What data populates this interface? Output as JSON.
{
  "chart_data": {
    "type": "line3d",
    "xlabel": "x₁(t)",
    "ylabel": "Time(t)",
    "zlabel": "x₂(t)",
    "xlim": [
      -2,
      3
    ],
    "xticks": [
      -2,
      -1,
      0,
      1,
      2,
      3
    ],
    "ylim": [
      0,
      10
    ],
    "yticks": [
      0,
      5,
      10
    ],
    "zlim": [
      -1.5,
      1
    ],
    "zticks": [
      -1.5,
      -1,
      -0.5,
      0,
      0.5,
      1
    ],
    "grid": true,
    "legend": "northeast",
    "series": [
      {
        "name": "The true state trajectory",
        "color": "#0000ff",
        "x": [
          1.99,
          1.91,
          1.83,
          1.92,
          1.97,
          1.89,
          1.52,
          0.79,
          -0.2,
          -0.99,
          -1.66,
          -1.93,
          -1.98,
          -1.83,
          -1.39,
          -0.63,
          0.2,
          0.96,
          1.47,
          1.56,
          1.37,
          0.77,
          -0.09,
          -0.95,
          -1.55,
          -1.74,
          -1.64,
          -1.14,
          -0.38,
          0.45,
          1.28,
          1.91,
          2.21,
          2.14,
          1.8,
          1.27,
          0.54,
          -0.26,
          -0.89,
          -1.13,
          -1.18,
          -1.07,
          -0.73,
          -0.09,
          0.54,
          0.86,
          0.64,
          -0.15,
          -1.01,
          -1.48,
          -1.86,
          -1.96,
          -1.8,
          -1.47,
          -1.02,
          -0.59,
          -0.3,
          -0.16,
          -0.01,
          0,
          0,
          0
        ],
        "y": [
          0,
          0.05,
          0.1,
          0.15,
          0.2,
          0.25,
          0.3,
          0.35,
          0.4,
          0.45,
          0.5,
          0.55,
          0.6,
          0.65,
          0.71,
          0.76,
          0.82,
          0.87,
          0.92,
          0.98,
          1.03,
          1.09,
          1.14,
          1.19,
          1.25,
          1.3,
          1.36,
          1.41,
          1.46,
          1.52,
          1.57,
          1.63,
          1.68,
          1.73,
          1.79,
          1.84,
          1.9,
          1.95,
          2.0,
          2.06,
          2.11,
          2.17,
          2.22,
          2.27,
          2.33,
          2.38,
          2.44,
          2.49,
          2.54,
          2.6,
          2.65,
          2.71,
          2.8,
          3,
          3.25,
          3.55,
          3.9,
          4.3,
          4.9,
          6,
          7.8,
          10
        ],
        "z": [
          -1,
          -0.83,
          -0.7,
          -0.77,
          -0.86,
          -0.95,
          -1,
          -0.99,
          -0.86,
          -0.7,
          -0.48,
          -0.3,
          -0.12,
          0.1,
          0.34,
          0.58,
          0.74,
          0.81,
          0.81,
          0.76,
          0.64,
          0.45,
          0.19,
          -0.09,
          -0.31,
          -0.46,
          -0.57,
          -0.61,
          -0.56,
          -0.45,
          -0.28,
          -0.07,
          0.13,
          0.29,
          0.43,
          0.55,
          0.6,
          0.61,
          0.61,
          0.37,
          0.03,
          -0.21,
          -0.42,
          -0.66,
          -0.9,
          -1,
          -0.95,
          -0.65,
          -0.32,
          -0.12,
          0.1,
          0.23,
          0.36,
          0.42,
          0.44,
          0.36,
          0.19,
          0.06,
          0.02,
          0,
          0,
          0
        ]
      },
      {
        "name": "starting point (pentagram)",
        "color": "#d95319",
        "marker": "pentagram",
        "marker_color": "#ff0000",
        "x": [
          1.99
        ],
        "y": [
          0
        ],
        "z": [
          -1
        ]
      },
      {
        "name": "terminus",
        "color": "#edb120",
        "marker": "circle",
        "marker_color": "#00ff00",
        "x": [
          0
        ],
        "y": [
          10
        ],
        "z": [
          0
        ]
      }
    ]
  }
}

#### The exercise
Reproduce every line of the data verbatim.

#### Answer to this problem
What data populates this interface? Output as JSON.
{
  "chart_data": {
    "type": "line3d",
    "xlabel": "x₁(t)",
    "ylabel": "Time(t)",
    "zlabel": "x₂(t)",
    "xlim": [
      -2,
      3
    ],
    "xticks": [
      -2,
      -1,
      0,
      1,
      2,
      3
    ],
    "ylim": [
      0,
      10
    ],
    "yticks": [
      0,
      5,
      10
    ],
    "zlim": [
      -1.5,
      1
    ],
    "zticks": [
      -1.5,
      -1,
      -0.5,
      0,
      0.5,
      1
    ],
    "grid": true,
    "legend": "northeast",
    "series": [
      {
        "name": "The true state trajectory",
        "color": "#0000ff",
        "x": [
          1.99,
          1.91,
          1.83,
          1.92,
          1.97,
          1.89,
          1.52,
          0.79,
          -0.2,
          -0.99,
          -1.66,
          -1.93,
          -1.98,
          -1.83,
          -1.39,
          -0.63,
          0.2,
          0.96,
          1.47,
          1.56,
          1.37,
          0.77,
          -0.09,
          -0.95,
          -1.55,
          -1.74,
          -1.64,
          -1.14,
          -0.38,
          0.45,
          1.28,
          1.91,
          2.21,
          2.14,
          1.8,
          1.27,
          0.54,
          -0.26,
          -0.89,
          -1.13,
          -1.18,
          -1.07,
          -0.73,
          -0.09,
          0.54,
          0.86,
          0.64,
          -0.15,
          -1.01,
          -1.48,
          -1.86,
          -1.96,
          -1.8,
          -1.47,
          -1.02,
          -0.59,
          -0.3,
          -0.16,
          -0.01,
          0,
          0,
          0
        ],
        "y": [
          0,
          0.05,
          0.1,
          0.15,
          0.2,
          0.25,
          0.3,
          0.35,
          0.4,
          0.45,
          0.5,
          0.55,
          0.6,
          0.65,
          0.71,
          0.76,
          0.82,
          0.87,
          0.92,
          0.98,
          1.03,
          1.09,
          1.14,
          1.19,
          1.25,
          1.3,
          1.36,
          1.41,
          1.46,
          1.52,
          1.57,
          1.63,
          1.68,
          1.73,
          1.79,
          1.84,
          1.9,
          1.95,
          2.0,
          2.06,
          2.11,
          2.17,
          2.22,
          2.27,
          2.33,
          2.38,
          2.44,
          2.49,
          2.54,
          2.6,
          2.65,
          2.71,
          2.8,
          3,
          3.25,
          3.55,
          3.9,
          4.3,
          4.9,
          6,
          7.8,
          10
        ],
        "z": [
          -1,
          -0.83,
          -0.7,
          -0.77,
          -0.86,
          -0.95,
          -1,
          -0.99,
          -0.86,
          -0.7,
          -0.48,
          -0.3,
          -0.12,
          0.1,
          0.34,
          0.58,
          0.74,
          0.81,
          0.81,
          0.76,
          0.64,
          0.45,
          0.19,
          -0.09,
          -0.31,
          -0.46,
          -0.57,
          -0.61,
          -0.56,
          -0.45,
          -0.28,
          -0.07,
          0.13,
          0.29,
          0.43,
          0.55,
          0.6,
          0.61,
          0.61,
          0.37,
          0.03,
          -0.21,
          -0.42,
          -0.66,
          -0.9,
          -1,
          -0.95,
          -0.65,
          -0.32,
          -0.12,
          0.1,
          0.23,
          0.36,
          0.42,
          0.44,
          0.36,
          0.19,
          0.06,
          0.02,
          0,
          0,
          0
        ]
      },
      {
        "name": "starting point (pentagram)",
        "color": "#d95319",
        "marker": "pentagram",
        "marker_color": "#ff0000",
        "x": [
          1.99
        ],
        "y": [
          0
        ],
        "z": [
          -1
        ]
      },
      {
        "name": "terminus",
        "color": "#edb120",
        "marker": "circle",
        "marker_color": "#00ff00",
        "x": [
          0
        ],
        "y": [
          10
        ],
        "z": [
          0
        ]
      }
    ]
  }
}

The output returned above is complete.